-- Start of Record extracts --

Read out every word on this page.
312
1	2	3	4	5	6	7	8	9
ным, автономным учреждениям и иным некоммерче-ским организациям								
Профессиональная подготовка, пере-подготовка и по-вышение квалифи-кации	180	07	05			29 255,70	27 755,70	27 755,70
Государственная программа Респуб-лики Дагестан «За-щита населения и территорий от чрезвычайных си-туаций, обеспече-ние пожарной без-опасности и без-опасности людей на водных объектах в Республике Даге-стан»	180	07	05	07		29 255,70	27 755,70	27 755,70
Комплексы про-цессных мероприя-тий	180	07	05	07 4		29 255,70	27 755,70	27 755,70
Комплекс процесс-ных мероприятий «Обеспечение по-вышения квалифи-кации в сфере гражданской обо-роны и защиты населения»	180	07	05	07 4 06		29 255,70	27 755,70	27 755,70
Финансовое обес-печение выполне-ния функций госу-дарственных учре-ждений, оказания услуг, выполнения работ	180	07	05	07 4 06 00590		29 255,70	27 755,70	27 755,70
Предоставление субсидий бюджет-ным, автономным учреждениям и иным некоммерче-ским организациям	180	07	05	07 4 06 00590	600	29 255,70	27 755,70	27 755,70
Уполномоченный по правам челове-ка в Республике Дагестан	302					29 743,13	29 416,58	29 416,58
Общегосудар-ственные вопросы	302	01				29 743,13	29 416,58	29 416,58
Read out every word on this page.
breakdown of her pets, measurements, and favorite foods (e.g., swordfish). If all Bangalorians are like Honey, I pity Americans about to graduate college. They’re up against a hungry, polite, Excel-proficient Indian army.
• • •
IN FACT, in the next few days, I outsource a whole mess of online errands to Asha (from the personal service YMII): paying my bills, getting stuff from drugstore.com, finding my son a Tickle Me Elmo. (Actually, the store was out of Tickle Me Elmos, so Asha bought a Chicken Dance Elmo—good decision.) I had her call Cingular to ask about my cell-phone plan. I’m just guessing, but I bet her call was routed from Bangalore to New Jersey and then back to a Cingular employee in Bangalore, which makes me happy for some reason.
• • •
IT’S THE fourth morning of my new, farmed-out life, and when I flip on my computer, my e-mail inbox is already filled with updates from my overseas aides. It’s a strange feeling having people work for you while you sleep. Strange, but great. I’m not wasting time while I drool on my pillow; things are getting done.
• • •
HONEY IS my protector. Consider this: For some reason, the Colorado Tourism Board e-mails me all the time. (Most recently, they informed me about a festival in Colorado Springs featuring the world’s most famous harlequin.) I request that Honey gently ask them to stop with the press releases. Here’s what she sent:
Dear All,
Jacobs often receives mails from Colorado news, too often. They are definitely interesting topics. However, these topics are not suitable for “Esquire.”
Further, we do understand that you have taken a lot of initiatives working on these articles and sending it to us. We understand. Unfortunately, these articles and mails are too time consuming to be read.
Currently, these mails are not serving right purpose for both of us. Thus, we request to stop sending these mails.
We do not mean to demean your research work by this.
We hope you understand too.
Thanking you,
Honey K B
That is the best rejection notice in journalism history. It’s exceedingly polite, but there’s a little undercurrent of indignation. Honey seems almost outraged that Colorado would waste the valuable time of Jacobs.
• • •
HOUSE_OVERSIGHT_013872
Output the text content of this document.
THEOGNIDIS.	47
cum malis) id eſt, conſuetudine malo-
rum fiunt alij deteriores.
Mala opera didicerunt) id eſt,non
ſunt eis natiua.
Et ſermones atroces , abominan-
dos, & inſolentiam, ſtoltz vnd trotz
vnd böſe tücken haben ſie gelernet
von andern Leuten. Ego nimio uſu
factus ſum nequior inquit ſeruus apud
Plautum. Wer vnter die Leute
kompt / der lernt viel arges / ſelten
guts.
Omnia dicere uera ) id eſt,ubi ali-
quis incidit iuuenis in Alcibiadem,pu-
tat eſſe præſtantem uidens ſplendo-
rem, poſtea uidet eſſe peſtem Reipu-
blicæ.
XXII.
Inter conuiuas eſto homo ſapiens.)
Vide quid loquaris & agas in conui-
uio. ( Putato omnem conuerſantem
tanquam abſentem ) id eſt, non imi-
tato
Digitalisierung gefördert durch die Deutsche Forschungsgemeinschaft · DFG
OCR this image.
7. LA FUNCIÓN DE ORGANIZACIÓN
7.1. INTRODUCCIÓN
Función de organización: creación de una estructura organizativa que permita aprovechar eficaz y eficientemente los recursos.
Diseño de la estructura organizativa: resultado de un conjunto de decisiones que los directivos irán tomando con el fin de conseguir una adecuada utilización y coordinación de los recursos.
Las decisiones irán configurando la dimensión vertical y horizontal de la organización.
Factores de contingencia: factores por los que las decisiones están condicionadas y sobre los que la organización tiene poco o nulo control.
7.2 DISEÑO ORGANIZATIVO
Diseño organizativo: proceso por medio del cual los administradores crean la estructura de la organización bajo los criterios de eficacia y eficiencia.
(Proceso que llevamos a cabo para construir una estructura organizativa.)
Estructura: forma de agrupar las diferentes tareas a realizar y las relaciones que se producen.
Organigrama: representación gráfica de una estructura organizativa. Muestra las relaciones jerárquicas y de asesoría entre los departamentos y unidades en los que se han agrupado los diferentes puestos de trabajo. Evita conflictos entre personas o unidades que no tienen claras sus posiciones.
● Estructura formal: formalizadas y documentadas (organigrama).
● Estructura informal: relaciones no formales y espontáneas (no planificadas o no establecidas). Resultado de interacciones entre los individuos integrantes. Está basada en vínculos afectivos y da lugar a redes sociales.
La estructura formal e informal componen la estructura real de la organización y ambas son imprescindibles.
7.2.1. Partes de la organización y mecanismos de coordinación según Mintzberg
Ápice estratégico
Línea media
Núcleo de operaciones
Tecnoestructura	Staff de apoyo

-- End of Record extracts --

### Set exercise
Read the entries and show each line that mentions "time".

### Solution to the exercise
IT’S THE fourth morning of my new, farmed-out life, and when I flip on my computer, my e-mail inbox is already filled with updates from my overseas aides. It’s a strange feeling having people work for you while you sleep. Strange, but great. I’m not wasting time while I drool on my pillow; things are getting done.
HONEY IS my protector. Consider this: For some reason, the Colorado Tourism Board e-mails me all the time. (Most recently, they informed me about a festival in Colorado Springs featuring the world’s most famous harlequin.) I request that Honey gently ask them to stop with the press releases. Here’s what she sent:
Further, we do understand that you have taken a lot of initiatives working on these articles and sending it to us. We understand. Unfortunately, these articles and mails are too time consuming to be read.
That is the best rejection notice in journalism history. It’s exceedingly polite, but there’s a little undercurrent of indignation. Honey seems almost outraged that Colorado would waste the valuable time of Jacobs.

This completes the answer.